# [Exercise prompt]
Return all lines below containing the word "Land".

***** Records for this exercise

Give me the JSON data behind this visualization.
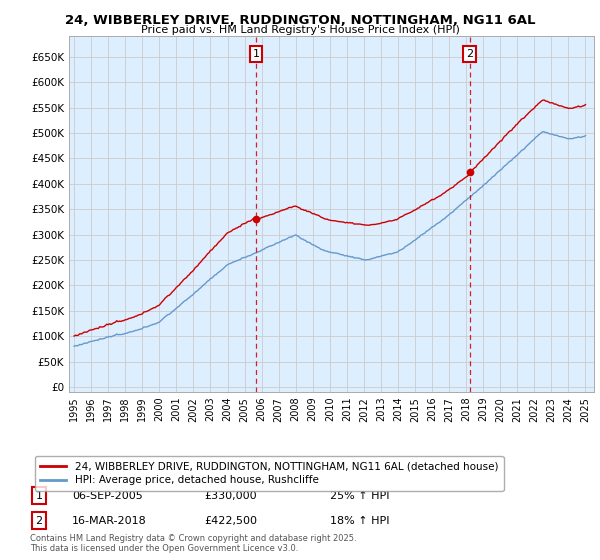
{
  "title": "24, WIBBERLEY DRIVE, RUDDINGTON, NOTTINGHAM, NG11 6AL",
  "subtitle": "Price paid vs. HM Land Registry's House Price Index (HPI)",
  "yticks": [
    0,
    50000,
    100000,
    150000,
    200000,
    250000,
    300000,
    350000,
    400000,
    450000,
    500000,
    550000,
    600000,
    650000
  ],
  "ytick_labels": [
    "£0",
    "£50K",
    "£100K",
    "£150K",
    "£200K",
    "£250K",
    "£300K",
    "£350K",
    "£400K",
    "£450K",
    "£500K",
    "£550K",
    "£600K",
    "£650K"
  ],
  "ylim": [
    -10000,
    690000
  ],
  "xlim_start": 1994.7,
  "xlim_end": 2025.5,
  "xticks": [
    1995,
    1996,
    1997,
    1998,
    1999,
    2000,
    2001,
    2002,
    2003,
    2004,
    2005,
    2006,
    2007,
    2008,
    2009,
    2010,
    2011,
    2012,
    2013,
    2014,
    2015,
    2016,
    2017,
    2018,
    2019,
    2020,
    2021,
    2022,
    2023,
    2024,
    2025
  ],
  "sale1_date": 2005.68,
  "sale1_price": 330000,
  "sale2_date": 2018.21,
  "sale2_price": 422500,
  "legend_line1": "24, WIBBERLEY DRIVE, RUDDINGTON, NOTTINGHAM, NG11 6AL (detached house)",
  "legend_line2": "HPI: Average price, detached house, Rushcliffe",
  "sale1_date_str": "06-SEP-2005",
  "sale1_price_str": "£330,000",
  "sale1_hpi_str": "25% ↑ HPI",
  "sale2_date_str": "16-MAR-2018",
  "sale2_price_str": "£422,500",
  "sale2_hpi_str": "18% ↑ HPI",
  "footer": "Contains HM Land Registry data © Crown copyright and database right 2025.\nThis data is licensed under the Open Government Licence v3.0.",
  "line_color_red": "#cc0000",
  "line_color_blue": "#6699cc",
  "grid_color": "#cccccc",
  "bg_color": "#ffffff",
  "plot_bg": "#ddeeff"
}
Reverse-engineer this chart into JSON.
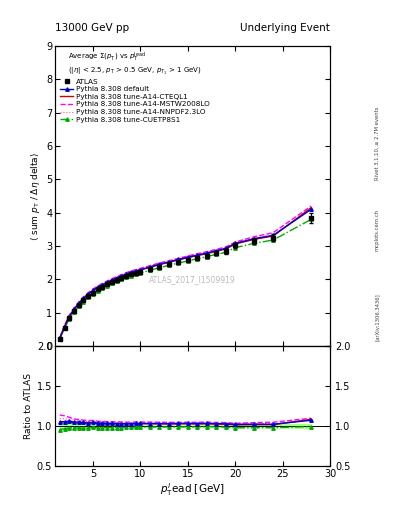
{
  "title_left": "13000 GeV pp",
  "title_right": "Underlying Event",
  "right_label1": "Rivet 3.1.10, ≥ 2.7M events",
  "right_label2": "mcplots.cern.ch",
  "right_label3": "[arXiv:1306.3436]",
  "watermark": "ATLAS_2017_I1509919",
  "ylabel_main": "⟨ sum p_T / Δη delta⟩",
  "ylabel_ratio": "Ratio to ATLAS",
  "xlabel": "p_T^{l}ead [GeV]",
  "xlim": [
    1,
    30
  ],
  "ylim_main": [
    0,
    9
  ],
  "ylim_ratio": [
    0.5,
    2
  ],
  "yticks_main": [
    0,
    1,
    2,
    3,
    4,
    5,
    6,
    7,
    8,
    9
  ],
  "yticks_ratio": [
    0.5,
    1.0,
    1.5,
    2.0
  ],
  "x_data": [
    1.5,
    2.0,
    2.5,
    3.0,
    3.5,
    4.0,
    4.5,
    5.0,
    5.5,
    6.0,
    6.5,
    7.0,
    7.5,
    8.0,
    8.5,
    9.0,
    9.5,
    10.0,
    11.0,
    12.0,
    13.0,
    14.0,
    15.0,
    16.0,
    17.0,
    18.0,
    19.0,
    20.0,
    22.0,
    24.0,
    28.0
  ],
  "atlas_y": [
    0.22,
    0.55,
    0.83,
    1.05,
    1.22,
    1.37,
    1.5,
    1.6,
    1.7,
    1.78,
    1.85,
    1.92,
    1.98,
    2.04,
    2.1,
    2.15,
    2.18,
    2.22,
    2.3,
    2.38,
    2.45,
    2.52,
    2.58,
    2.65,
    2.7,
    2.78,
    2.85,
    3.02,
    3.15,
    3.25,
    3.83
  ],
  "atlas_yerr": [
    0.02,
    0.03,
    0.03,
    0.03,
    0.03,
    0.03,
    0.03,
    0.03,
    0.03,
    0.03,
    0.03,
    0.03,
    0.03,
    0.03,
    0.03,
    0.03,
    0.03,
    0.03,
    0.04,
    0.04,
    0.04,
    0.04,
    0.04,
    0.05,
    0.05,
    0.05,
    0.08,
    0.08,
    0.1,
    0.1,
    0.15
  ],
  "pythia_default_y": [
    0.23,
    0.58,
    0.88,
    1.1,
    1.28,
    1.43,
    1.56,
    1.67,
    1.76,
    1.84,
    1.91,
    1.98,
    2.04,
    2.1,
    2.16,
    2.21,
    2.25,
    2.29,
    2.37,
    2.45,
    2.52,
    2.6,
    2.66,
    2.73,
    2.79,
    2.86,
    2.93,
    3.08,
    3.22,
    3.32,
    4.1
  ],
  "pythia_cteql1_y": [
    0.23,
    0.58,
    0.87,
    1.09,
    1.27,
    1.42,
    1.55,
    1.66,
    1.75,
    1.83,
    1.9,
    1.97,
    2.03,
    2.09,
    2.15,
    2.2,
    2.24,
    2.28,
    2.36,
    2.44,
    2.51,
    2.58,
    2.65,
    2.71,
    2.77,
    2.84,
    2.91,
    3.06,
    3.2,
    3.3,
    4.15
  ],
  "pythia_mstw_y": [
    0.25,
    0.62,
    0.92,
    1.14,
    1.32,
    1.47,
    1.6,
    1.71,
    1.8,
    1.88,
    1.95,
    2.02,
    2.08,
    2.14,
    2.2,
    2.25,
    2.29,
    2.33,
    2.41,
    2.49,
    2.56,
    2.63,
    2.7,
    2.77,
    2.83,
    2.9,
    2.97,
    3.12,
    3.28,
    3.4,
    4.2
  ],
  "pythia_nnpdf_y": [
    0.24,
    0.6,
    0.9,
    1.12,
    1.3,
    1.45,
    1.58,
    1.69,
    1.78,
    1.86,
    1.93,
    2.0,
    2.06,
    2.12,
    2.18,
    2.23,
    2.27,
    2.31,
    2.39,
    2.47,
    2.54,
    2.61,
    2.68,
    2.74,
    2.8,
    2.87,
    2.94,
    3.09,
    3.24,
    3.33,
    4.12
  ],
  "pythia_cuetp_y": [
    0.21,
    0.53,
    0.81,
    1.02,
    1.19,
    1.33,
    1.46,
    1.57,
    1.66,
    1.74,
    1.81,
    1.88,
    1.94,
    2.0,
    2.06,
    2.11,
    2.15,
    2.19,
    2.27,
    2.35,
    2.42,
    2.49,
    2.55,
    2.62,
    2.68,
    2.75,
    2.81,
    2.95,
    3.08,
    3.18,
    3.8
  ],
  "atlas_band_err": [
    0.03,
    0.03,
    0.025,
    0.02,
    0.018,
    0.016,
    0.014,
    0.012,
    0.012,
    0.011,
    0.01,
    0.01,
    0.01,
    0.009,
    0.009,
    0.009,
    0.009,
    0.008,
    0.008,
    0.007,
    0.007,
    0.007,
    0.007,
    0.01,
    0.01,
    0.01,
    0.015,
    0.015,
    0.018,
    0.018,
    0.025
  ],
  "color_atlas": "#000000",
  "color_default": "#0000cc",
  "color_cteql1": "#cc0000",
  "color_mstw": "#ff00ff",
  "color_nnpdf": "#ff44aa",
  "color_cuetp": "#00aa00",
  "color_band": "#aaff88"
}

**********

# [Written answer]
  "subtitle": "Price paid vs. HM Land Registry's House Price Index (HPI)",
  "footer": "Contains HM Land Registry data © Crown copyright and database right 2025.\nThis data is licensed under the Open Government Licence v3.0.",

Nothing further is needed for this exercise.